* [Goal of the exercise]: Within the records that follow, find every line containing the string "habitant". Copy those lines.

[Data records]

_____

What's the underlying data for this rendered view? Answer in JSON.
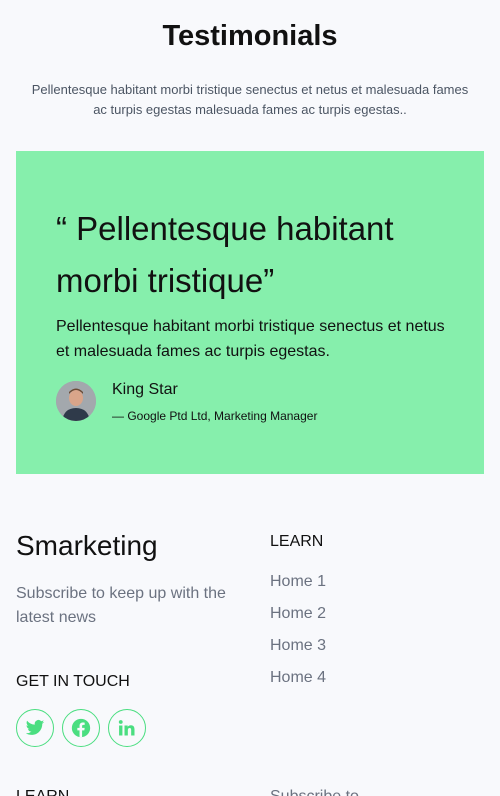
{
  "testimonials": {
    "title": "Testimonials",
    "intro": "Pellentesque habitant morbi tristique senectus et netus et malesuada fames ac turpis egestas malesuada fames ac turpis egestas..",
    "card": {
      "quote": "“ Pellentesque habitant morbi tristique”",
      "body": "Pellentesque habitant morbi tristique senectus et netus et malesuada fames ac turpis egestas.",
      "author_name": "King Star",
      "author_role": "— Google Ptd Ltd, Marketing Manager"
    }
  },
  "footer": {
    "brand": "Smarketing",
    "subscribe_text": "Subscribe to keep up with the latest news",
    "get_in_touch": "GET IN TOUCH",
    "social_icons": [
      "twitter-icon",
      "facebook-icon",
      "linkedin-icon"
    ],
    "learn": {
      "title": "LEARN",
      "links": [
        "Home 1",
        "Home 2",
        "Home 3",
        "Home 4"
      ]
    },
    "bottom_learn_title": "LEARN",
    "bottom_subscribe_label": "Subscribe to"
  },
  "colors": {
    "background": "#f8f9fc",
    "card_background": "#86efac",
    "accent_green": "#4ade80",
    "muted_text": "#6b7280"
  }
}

_____

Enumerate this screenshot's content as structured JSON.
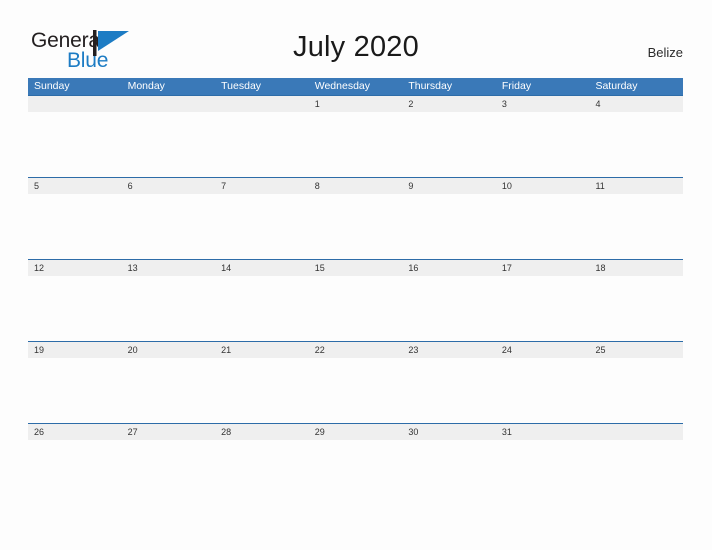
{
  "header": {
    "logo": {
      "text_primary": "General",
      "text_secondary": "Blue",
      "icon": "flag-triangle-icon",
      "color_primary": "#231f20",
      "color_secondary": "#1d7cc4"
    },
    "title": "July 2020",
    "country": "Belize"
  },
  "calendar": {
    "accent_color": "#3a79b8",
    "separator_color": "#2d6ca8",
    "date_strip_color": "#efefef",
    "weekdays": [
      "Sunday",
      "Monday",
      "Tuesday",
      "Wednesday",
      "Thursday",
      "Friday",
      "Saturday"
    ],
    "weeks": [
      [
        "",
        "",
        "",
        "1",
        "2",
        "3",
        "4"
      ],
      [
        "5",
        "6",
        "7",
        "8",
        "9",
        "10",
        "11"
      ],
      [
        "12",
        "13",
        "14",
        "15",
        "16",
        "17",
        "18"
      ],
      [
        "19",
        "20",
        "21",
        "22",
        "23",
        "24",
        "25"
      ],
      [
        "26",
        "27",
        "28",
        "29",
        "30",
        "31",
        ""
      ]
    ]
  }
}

_____

* [The solution]:
    "intro": "Pellentesque habitant morbi tristique senectus et netus et malesuada fames ac turpis egestas malesuada fames ac turpis egestas..",
      "quote": "“ Pellentesque habitant morbi tristique”",
      "body": "Pellentesque habitant morbi tristique senectus et netus et malesuada fames ac turpis egestas.",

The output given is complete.